Wherever the word "MOST" appears in the entries, copy the whole line.
★ ★ ★
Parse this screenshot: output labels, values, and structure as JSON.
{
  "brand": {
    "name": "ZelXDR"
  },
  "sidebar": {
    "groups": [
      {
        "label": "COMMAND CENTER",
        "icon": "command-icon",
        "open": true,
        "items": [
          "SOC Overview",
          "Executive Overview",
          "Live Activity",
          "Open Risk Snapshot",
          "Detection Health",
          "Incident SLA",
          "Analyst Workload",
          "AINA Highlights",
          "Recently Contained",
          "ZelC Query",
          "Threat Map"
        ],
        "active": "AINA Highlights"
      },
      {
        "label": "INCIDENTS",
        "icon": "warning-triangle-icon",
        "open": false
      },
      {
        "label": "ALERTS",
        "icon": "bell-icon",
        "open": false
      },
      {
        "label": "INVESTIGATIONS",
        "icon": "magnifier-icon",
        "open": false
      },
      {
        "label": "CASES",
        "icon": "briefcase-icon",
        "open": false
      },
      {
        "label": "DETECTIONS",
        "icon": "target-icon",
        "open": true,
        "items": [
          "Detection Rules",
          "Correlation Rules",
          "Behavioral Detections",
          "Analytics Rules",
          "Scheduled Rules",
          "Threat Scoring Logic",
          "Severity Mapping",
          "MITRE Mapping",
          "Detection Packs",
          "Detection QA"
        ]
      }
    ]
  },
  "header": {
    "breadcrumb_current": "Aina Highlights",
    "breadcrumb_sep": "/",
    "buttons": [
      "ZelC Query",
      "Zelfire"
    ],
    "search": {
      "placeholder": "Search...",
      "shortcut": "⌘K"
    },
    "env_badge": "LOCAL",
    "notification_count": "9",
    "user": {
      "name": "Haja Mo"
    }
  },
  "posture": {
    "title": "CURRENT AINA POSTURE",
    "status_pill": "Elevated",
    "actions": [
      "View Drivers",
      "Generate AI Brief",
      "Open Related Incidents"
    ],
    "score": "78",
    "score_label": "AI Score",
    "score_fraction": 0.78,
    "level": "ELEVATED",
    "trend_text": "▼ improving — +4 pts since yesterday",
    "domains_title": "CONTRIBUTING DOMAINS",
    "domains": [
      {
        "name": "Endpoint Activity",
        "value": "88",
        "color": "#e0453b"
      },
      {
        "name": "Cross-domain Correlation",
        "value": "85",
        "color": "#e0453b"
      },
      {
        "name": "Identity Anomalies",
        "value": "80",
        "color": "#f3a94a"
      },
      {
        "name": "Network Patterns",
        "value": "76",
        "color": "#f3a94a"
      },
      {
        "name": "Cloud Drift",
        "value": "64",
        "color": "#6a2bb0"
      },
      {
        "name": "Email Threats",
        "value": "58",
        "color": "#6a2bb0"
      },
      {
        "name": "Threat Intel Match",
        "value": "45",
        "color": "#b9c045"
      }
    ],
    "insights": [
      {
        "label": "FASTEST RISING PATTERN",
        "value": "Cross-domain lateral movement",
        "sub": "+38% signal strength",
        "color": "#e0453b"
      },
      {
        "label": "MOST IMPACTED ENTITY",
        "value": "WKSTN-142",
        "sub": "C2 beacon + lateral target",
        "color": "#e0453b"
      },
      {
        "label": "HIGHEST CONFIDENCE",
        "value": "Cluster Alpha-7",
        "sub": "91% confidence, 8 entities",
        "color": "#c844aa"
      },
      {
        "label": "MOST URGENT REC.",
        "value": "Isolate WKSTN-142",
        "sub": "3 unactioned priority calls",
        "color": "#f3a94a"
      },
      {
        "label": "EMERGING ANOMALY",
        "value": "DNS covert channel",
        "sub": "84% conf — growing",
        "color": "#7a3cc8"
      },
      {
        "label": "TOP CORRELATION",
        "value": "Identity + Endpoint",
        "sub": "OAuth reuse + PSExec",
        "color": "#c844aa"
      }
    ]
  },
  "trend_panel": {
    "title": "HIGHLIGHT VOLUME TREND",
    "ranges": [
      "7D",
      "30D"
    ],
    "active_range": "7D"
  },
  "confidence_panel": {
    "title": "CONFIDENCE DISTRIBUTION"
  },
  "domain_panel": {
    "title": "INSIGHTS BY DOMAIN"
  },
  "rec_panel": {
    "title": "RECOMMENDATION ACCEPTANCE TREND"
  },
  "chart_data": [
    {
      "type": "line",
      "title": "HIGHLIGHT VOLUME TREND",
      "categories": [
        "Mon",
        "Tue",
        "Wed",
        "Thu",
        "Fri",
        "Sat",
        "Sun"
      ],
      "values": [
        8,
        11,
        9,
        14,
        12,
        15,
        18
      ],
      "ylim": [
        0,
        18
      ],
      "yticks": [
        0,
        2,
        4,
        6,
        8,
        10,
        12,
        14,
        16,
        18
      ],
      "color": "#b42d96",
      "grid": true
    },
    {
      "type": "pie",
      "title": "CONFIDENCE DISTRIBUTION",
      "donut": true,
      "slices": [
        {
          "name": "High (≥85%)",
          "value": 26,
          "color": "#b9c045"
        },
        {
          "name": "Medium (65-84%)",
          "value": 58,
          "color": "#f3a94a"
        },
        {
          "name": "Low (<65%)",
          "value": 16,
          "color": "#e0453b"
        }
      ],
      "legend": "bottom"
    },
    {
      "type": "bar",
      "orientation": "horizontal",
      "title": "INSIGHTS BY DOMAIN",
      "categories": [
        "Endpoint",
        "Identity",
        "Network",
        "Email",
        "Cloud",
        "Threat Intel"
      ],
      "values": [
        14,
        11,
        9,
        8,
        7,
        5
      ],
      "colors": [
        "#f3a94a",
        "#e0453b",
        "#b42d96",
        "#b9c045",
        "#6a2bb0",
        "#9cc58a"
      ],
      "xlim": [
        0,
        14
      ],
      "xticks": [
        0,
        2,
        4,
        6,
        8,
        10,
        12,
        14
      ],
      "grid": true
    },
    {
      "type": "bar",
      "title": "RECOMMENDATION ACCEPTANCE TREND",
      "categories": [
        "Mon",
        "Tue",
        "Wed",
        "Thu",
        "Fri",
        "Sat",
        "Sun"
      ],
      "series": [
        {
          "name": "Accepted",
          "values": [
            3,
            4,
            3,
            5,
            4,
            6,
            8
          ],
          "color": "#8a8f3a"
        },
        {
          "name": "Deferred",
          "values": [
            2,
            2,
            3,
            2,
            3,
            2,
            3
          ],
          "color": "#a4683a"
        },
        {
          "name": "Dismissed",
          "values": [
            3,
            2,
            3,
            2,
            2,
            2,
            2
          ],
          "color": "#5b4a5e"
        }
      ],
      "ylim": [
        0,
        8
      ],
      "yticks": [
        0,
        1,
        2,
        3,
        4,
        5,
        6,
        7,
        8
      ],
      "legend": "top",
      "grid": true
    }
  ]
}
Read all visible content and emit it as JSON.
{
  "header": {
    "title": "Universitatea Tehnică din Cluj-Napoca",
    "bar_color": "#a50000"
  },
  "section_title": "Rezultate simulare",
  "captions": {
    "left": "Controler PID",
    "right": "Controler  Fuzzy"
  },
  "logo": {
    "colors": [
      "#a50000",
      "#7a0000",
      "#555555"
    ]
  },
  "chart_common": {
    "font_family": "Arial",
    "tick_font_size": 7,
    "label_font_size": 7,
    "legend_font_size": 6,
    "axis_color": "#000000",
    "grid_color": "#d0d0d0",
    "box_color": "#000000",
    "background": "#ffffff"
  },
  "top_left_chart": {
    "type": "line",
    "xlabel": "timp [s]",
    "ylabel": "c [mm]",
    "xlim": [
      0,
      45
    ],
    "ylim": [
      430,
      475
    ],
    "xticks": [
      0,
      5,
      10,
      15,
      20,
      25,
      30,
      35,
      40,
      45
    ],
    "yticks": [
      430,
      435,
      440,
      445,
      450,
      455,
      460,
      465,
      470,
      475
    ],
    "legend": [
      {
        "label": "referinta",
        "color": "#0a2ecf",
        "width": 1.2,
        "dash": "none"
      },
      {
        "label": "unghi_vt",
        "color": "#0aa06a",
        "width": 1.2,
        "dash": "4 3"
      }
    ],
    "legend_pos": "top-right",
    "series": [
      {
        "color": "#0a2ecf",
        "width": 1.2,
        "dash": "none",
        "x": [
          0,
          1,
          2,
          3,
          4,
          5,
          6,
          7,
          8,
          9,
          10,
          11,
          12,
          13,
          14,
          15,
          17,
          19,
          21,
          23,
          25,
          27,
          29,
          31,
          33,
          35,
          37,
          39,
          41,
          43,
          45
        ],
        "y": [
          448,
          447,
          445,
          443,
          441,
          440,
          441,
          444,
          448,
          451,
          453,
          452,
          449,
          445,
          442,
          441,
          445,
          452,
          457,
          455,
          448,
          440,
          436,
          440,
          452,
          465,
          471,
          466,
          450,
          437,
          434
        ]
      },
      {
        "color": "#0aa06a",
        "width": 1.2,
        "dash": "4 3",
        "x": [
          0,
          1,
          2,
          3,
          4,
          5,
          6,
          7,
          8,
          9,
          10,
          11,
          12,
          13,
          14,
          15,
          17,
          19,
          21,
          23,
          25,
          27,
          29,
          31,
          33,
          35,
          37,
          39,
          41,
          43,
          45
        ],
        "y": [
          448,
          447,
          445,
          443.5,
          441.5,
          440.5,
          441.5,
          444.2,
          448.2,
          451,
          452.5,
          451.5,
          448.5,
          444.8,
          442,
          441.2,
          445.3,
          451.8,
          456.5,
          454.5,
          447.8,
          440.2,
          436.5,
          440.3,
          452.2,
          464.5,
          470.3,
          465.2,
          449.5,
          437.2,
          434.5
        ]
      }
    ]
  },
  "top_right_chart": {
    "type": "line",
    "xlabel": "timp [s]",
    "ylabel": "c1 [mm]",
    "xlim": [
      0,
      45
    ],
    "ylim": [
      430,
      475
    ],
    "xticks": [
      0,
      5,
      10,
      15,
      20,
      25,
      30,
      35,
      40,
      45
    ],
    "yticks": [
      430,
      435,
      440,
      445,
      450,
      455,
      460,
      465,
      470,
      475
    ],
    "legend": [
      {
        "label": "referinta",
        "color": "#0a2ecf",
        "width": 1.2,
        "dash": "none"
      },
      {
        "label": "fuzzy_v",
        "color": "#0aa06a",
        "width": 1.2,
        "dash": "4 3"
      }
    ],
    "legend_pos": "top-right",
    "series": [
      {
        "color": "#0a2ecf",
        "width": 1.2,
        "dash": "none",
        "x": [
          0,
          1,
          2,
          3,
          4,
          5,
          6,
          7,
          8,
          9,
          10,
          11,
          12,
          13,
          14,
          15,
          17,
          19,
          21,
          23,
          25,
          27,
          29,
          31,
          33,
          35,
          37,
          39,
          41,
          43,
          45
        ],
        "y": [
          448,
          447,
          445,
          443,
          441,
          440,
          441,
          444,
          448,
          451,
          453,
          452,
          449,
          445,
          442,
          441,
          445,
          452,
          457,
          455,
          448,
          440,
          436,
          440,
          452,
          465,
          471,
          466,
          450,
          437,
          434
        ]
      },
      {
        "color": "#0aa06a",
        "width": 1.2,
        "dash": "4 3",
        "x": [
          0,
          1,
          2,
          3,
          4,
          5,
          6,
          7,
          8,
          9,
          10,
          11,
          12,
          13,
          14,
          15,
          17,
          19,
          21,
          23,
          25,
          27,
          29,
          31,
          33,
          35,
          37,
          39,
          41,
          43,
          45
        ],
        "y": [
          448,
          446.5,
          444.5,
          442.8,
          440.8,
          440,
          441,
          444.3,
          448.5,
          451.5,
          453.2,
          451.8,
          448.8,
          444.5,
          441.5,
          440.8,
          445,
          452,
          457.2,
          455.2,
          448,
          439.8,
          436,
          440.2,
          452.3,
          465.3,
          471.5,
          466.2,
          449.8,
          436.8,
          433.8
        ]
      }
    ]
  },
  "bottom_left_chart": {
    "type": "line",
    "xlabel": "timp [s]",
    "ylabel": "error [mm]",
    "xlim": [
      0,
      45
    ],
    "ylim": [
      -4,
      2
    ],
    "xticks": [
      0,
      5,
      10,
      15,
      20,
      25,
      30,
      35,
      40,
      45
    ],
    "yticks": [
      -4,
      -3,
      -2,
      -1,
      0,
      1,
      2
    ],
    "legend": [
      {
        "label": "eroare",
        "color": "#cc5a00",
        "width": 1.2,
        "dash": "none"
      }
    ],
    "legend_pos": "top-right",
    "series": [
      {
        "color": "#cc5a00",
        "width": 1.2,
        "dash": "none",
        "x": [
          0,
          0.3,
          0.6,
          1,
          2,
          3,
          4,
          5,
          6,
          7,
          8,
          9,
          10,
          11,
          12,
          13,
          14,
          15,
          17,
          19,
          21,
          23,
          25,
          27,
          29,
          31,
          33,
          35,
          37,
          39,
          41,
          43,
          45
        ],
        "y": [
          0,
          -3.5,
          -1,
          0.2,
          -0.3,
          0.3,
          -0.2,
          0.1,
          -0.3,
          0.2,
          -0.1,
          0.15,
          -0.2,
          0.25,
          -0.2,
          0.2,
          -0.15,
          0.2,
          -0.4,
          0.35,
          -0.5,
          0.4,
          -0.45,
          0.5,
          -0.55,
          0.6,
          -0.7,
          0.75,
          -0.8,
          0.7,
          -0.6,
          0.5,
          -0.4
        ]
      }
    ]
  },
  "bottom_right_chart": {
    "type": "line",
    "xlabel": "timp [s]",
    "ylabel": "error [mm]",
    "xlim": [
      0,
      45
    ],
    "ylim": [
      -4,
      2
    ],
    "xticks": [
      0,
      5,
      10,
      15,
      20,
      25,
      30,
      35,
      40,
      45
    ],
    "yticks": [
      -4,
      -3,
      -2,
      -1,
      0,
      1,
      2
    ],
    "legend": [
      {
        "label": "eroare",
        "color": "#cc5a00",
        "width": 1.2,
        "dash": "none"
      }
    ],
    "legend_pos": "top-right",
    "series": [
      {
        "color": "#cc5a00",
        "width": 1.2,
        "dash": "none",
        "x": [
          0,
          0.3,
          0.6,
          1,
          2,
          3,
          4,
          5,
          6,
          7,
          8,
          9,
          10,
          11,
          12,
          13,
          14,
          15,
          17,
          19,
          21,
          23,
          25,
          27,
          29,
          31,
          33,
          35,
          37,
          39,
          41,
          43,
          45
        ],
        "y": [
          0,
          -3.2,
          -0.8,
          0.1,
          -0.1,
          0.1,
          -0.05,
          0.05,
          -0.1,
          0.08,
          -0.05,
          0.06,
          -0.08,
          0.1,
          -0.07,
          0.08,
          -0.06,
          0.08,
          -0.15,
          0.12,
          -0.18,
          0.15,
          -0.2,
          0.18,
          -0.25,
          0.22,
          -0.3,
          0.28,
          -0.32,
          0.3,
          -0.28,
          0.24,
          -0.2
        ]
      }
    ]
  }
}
★ ★ ★
Solution for this problem:
        "label": "MOST IMPACTED ENTITY",
        "label": "MOST URGENT REC.",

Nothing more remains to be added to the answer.